Items listed in a dataset:
** begin **
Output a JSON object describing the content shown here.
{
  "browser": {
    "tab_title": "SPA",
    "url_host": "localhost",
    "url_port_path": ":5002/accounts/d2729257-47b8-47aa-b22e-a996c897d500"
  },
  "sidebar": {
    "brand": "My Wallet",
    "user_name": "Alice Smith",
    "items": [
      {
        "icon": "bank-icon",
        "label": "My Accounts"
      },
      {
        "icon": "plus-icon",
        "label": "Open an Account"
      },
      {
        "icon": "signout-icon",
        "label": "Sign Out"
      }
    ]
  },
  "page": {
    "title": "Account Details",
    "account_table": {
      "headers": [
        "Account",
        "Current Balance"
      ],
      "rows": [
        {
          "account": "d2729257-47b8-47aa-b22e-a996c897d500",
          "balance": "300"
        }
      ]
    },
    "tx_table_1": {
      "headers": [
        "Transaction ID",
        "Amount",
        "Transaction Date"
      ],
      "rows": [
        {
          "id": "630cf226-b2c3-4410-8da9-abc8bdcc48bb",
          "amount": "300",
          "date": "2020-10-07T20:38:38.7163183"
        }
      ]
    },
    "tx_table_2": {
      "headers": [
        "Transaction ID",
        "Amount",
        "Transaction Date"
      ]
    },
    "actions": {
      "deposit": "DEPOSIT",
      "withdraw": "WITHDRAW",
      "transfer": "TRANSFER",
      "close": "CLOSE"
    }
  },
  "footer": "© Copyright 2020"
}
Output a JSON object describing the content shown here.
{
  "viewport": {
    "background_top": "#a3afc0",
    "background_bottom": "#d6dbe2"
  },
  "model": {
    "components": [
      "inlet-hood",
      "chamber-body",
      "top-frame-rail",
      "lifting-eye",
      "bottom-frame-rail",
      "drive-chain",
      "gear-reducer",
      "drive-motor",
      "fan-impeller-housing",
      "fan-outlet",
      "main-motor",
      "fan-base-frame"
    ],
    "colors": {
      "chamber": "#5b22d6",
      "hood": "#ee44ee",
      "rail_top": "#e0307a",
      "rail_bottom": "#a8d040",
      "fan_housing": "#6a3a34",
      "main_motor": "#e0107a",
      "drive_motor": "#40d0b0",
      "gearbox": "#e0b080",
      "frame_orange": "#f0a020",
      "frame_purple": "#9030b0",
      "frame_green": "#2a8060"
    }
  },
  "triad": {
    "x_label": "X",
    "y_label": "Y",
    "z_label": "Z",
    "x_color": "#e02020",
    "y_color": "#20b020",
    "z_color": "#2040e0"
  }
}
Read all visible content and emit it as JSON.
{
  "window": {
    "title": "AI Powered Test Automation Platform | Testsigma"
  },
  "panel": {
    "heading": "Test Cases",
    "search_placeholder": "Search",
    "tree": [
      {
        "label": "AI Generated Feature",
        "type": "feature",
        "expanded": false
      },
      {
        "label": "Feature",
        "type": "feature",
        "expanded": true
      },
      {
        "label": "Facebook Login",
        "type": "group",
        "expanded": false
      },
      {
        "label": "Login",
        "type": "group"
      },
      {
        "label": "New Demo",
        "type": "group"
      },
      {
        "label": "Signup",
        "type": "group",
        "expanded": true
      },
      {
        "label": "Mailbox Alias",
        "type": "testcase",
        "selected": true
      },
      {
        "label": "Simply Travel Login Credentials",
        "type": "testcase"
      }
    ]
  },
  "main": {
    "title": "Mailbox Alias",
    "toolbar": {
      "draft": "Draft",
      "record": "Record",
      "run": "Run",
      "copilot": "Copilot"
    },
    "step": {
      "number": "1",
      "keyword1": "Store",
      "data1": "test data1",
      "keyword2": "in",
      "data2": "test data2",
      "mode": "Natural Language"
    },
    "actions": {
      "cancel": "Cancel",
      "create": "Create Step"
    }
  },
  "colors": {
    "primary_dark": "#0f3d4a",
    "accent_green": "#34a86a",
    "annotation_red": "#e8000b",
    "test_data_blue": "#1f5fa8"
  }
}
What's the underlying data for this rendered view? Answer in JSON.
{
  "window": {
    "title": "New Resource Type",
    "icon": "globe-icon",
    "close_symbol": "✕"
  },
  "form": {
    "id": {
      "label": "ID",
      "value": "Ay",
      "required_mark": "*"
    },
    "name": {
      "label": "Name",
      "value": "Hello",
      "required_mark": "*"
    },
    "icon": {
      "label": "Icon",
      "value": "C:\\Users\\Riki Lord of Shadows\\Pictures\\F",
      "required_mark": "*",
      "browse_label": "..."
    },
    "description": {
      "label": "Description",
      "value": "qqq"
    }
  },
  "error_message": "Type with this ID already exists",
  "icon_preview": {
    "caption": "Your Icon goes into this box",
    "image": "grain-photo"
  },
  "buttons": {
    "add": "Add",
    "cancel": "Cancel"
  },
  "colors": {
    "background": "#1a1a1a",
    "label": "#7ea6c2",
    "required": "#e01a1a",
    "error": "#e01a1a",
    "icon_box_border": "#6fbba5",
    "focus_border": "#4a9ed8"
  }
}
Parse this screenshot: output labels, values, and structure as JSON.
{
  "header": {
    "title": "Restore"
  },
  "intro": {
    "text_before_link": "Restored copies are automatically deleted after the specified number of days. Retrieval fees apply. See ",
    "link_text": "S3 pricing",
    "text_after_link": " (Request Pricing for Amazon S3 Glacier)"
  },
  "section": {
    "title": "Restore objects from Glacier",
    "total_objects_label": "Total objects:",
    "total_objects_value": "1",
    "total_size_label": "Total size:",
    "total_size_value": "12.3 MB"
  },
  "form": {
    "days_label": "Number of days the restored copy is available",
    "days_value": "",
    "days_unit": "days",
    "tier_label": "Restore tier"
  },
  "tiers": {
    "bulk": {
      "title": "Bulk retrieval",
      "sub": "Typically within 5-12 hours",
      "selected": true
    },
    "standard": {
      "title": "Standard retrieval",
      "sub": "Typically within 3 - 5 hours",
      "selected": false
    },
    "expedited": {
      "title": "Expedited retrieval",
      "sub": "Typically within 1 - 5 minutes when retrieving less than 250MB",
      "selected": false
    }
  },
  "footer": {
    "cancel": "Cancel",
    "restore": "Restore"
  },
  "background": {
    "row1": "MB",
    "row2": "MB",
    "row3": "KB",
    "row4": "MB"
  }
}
** end **
Exercise aim: Transcribe all of the material exactly. Omit nothing.

Result of this exercise:
Output a JSON object describing the content shown here.
{
  "browser": {
    "tab_title": "SPA",
    "url_host": "localhost",
    "url_port_path": ":5002/accounts/d2729257-47b8-47aa-b22e-a996c897d500"
  },
  "sidebar": {
    "brand": "My Wallet",
    "user_name": "Alice Smith",
    "items": [
      {
        "icon": "bank-icon",
        "label": "My Accounts"
      },
      {
        "icon": "plus-icon",
        "label": "Open an Account"
      },
      {
        "icon": "signout-icon",
        "label": "Sign Out"
      }
    ]
  },
  "page": {
    "title": "Account Details",
    "account_table": {
      "headers": [
        "Account",
        "Current Balance"
      ],
      "rows": [
        {
          "account": "d2729257-47b8-47aa-b22e-a996c897d500",
          "balance": "300"
        }
      ]
    },
    "tx_table_1": {
      "headers": [
        "Transaction ID",
        "Amount",
        "Transaction Date"
      ],
      "rows": [
        {
          "id": "630cf226-b2c3-4410-8da9-abc8bdcc48bb",
          "amount": "300",
          "date": "2020-10-07T20:38:38.7163183"
        }
      ]
    },
    "tx_table_2": {
      "headers": [
        "Transaction ID",
        "Amount",
        "Transaction Date"
      ]
    },
    "actions": {
      "deposit": "DEPOSIT",
      "withdraw": "WITHDRAW",
      "transfer": "TRANSFER",
      "close": "CLOSE"
    }
  },
  "footer": "© Copyright 2020"
}
Output a JSON object describing the content shown here.
{
  "viewport": {
    "background_top": "#a3afc0",
    "background_bottom": "#d6dbe2"
  },
  "model": {
    "components": [
      "inlet-hood",
      "chamber-body",
      "top-frame-rail",
      "lifting-eye",
      "bottom-frame-rail",
      "drive-chain",
      "gear-reducer",
      "drive-motor",
      "fan-impeller-housing",
      "fan-outlet",
      "main-motor",
      "fan-base-frame"
    ],
    "colors": {
      "chamber": "#5b22d6",
      "hood": "#ee44ee",
      "rail_top": "#e0307a",
      "rail_bottom": "#a8d040",
      "fan_housing": "#6a3a34",
      "main_motor": "#e0107a",
      "drive_motor": "#40d0b0",
      "gearbox": "#e0b080",
      "frame_orange": "#f0a020",
      "frame_purple": "#9030b0",
      "frame_green": "#2a8060"
    }
  },
  "triad": {
    "x_label": "X",
    "y_label": "Y",
    "z_label": "Z",
    "x_color": "#e02020",
    "y_color": "#20b020",
    "z_color": "#2040e0"
  }
}
Read all visible content and emit it as JSON.
{
  "window": {
    "title": "AI Powered Test Automation Platform | Testsigma"
  },
  "panel": {
    "heading": "Test Cases",
    "search_placeholder": "Search",
    "tree": [
      {
        "label": "AI Generated Feature",
        "type": "feature",
        "expanded": false
      },
      {
        "label": "Feature",
        "type": "feature",
        "expanded": true
      },
      {
        "label": "Facebook Login",
        "type": "group",
        "expanded": false
      },
      {
        "label": "Login",
        "type": "group"
      },
      {
        "label": "New Demo",
        "type": "group"
      },
      {
        "label": "Signup",
        "type": "group",
        "expanded": true
      },
      {
        "label": "Mailbox Alias",
        "type": "testcase",
        "selected": true
      },
      {
        "label": "Simply Travel Login Credentials",
        "type": "testcase"
      }
    ]
  },
  "main": {
    "title": "Mailbox Alias",
    "toolbar": {
      "draft": "Draft",
      "record": "Record",
      "run": "Run",
      "copilot": "Copilot"
    },
    "step": {
      "number": "1",
      "keyword1": "Store",
      "data1": "test data1",
      "keyword2": "in",
      "data2": "test data2",
      "mode": "Natural Language"
    },
    "actions": {
      "cancel": "Cancel",
      "create": "Create Step"
    }
  },
  "colors": {
    "primary_dark": "#0f3d4a",
    "accent_green": "#34a86a",
    "annotation_red": "#e8000b",
    "test_data_blue": "#1f5fa8"
  }
}
What's the underlying data for this rendered view? Answer in JSON.
{
  "window": {
    "title": "New Resource Type",
    "icon": "globe-icon",
    "close_symbol": "✕"
  },
  "form": {
    "id": {
      "label": "ID",
      "value": "Ay",
      "required_mark": "*"
    },
    "name": {
      "label": "Name",
      "value": "Hello",
      "required_mark": "*"
    },
    "icon": {
      "label": "Icon",
      "value": "C:\\Users\\Riki Lord of Shadows\\Pictures\\F",
      "required_mark": "*",
      "browse_label": "..."
    },
    "description": {
      "label": "Description",
      "value": "qqq"
    }
  },
  "error_message": "Type with this ID already exists",
  "icon_preview": {
    "caption": "Your Icon goes into this box",
    "image": "grain-photo"
  },
  "buttons": {
    "add": "Add",
    "cancel": "Cancel"
  },
  "colors": {
    "background": "#1a1a1a",
    "label": "#7ea6c2",
    "required": "#e01a1a",
    "error": "#e01a1a",
    "icon_box_border": "#6fbba5",
    "focus_border": "#4a9ed8"
  }
}
Parse this screenshot: output labels, values, and structure as JSON.
{
  "header": {
    "title": "Restore"
  },
  "intro": {
    "text_before_link": "Restored copies are automatically deleted after the specified number of days. Retrieval fees apply. See ",
    "link_text": "S3 pricing",
    "text_after_link": " (Request Pricing for Amazon S3 Glacier)"
  },
  "section": {
    "title": "Restore objects from Glacier",
    "total_objects_label": "Total objects:",
    "total_objects_value": "1",
    "total_size_label": "Total size:",
    "total_size_value": "12.3 MB"
  },
  "form": {
    "days_label": "Number of days the restored copy is available",
    "days_value": "",
    "days_unit": "days",
    "tier_label": "Restore tier"
  },
  "tiers": {
    "bulk": {
      "title": "Bulk retrieval",
      "sub": "Typically within 5-12 hours",
      "selected": true
    },
    "standard": {
      "title": "Standard retrieval",
      "sub": "Typically within 3 - 5 hours",
      "selected": false
    },
    "expedited": {
      "title": "Expedited retrieval",
      "sub": "Typically within 1 - 5 minutes when retrieving less than 250MB",
      "selected": false
    }
  },
  "footer": {
    "cancel": "Cancel",
    "restore": "Restore"
  },
  "background": {
    "row1": "MB",
    "row2": "MB",
    "row3": "KB",
    "row4": "MB"
  }
}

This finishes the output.